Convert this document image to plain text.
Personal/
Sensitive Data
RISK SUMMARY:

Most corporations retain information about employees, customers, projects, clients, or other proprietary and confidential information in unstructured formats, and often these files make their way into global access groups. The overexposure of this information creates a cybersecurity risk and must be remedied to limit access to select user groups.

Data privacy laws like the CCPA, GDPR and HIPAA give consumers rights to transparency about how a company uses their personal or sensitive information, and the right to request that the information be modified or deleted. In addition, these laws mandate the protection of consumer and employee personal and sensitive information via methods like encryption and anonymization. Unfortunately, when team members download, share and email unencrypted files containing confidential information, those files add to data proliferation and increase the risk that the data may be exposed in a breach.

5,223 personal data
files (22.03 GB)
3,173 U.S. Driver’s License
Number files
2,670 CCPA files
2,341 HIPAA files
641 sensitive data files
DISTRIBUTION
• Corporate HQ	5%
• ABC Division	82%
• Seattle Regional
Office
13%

+---+

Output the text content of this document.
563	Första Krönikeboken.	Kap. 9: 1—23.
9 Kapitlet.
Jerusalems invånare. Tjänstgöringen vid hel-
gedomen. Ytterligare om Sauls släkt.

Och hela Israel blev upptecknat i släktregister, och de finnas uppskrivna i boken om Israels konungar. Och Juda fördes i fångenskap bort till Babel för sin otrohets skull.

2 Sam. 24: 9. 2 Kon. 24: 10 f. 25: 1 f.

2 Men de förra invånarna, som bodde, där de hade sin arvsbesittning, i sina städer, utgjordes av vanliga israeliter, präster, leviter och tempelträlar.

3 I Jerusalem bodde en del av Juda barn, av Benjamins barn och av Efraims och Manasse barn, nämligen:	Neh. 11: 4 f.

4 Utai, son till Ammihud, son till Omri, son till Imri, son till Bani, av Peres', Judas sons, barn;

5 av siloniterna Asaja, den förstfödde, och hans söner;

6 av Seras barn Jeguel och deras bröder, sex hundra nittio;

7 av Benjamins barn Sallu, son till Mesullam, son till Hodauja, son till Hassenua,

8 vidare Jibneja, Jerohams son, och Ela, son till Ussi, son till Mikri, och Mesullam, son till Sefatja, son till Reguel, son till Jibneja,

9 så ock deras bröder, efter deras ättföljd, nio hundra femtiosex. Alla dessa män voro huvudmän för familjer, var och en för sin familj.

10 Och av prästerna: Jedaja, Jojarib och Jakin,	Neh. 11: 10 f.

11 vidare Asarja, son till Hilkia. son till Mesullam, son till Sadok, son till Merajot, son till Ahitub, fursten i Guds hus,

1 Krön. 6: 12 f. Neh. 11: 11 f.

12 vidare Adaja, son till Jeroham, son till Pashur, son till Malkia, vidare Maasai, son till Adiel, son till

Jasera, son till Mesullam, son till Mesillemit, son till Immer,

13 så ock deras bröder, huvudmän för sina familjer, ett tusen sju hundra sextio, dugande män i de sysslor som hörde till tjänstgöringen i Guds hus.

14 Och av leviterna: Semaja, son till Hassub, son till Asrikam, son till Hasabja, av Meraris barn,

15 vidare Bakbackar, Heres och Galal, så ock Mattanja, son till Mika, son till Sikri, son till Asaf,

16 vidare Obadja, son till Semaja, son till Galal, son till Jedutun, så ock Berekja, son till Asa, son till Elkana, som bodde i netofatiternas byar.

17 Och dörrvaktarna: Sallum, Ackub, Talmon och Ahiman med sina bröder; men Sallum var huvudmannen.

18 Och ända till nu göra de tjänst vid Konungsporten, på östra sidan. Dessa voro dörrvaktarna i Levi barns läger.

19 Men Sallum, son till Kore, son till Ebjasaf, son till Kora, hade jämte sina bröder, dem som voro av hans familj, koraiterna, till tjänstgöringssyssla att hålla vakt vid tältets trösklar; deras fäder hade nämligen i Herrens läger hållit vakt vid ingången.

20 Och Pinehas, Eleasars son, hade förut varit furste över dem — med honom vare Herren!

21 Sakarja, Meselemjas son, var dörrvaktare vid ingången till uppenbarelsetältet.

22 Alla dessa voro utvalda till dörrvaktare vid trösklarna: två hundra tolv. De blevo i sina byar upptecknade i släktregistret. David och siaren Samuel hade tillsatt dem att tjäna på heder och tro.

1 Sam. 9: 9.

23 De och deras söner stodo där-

+---+

**Given problem**
Determine how many lines in the listing above hold the string "huvudmän", then write only the number.

**Response**
2